- _STATED PROBLEM_:
Each entry below is to be printed verbatim.

- _Entries with figure data_:
--------------------------------
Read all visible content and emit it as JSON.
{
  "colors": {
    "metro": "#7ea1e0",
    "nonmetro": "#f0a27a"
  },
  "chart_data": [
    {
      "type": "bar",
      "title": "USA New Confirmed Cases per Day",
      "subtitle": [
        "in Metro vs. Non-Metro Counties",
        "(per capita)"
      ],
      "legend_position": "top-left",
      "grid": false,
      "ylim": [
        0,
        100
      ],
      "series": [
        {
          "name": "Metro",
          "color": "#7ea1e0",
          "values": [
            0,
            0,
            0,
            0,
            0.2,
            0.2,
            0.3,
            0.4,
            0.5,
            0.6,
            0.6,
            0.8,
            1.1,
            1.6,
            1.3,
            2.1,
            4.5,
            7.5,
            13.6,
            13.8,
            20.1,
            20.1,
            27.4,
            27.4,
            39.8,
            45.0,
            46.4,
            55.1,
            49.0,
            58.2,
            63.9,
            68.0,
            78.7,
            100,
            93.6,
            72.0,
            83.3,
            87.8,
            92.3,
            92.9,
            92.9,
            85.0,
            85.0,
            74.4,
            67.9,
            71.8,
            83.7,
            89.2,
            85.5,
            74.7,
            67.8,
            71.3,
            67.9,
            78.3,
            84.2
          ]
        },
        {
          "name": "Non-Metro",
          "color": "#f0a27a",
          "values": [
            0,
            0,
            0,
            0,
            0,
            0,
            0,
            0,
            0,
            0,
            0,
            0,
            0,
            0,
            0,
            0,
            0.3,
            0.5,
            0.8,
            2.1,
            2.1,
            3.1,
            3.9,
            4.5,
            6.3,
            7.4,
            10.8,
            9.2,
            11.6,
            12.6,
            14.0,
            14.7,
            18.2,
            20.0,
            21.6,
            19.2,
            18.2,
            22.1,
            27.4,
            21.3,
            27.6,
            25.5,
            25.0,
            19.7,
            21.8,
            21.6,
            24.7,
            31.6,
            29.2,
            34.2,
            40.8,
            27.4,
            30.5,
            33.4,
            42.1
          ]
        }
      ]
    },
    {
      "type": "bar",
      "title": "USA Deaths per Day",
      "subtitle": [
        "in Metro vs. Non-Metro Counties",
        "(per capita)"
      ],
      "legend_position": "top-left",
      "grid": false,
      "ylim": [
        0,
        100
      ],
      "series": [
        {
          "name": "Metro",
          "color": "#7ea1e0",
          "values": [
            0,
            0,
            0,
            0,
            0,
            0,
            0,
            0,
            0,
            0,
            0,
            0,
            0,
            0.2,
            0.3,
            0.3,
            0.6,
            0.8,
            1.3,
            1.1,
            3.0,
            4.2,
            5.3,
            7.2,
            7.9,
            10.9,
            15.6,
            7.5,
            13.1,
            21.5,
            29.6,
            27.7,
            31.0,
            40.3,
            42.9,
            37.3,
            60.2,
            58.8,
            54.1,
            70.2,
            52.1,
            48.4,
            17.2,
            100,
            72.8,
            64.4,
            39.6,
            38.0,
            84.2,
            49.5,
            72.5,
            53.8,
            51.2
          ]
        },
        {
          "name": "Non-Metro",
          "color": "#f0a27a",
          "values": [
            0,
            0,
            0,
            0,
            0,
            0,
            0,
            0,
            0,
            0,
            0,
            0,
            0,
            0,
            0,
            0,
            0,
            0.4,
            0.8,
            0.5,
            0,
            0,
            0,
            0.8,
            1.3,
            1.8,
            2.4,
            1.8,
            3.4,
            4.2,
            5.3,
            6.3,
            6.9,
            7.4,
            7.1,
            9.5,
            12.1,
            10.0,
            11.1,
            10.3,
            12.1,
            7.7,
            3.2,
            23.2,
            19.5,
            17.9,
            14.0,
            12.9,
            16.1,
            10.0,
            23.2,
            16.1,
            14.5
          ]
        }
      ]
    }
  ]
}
--------------------------------
- _TASK RESULT_:
Read all visible content and emit it as JSON.
{
  "colors": {
    "metro": "#7ea1e0",
    "nonmetro": "#f0a27a"
  },
  "chart_data": [
    {
      "type": "bar",
      "title": "USA New Confirmed Cases per Day",
      "subtitle": [
        "in Metro vs. Non-Metro Counties",
        "(per capita)"
      ],
      "legend_position": "top-left",
      "grid": false,
      "ylim": [
        0,
        100
      ],
      "series": [
        {
          "name": "Metro",
          "color": "#7ea1e0",
          "values": [
            0,
            0,
            0,
            0,
            0.2,
            0.2,
            0.3,
            0.4,
            0.5,
            0.6,
            0.6,
            0.8,
            1.1,
            1.6,
            1.3,
            2.1,
            4.5,
            7.5,
            13.6,
            13.8,
            20.1,
            20.1,
            27.4,
            27.4,
            39.8,
            45.0,
            46.4,
            55.1,
            49.0,
            58.2,
            63.9,
            68.0,
            78.7,
            100,
            93.6,
            72.0,
            83.3,
            87.8,
            92.3,
            92.9,
            92.9,
            85.0,
            85.0,
            74.4,
            67.9,
            71.8,
            83.7,
            89.2,
            85.5,
            74.7,
            67.8,
            71.3,
            67.9,
            78.3,
            84.2
          ]
        },
        {
          "name": "Non-Metro",
          "color": "#f0a27a",
          "values": [
            0,
            0,
            0,
            0,
            0,
            0,
            0,
            0,
            0,
            0,
            0,
            0,
            0,
            0,
            0,
            0,
            0.3,
            0.5,
            0.8,
            2.1,
            2.1,
            3.1,
            3.9,
            4.5,
            6.3,
            7.4,
            10.8,
            9.2,
            11.6,
            12.6,
            14.0,
            14.7,
            18.2,
            20.0,
            21.6,
            19.2,
            18.2,
            22.1,
            27.4,
            21.3,
            27.6,
            25.5,
            25.0,
            19.7,
            21.8,
            21.6,
            24.7,
            31.6,
            29.2,
            34.2,
            40.8,
            27.4,
            30.5,
            33.4,
            42.1
          ]
        }
      ]
    },
    {
      "type": "bar",
      "title": "USA Deaths per Day",
      "subtitle": [
        "in Metro vs. Non-Metro Counties",
        "(per capita)"
      ],
      "legend_position": "top-left",
      "grid": false,
      "ylim": [
        0,
        100
      ],
      "series": [
        {
          "name": "Metro",
          "color": "#7ea1e0",
          "values": [
            0,
            0,
            0,
            0,
            0,
            0,
            0,
            0,
            0,
            0,
            0,
            0,
            0,
            0.2,
            0.3,
            0.3,
            0.6,
            0.8,
            1.3,
            1.1,
            3.0,
            4.2,
            5.3,
            7.2,
            7.9,
            10.9,
            15.6,
            7.5,
            13.1,
            21.5,
            29.6,
            27.7,
            31.0,
            40.3,
            42.9,
            37.3,
            60.2,
            58.8,
            54.1,
            70.2,
            52.1,
            48.4,
            17.2,
            100,
            72.8,
            64.4,
            39.6,
            38.0,
            84.2,
            49.5,
            72.5,
            53.8,
            51.2
          ]
        },
        {
          "name": "Non-Metro",
          "color": "#f0a27a",
          "values": [
            0,
            0,
            0,
            0,
            0,
            0,
            0,
            0,
            0,
            0,
            0,
            0,
            0,
            0,
            0,
            0,
            0,
            0.4,
            0.8,
            0.5,
            0,
            0,
            0,
            0.8,
            1.3,
            1.8,
            2.4,
            1.8,
            3.4,
            4.2,
            5.3,
            6.3,
            6.9,
            7.4,
            7.1,
            9.5,
            12.1,
            10.0,
            11.1,
            10.3,
            12.1,
            7.7,
            3.2,
            23.2,
            19.5,
            17.9,
            14.0,
            12.9,
            16.1,
            10.0,
            23.2,
            16.1,
            14.5
          ]
        }
      ]
    }
  ]
}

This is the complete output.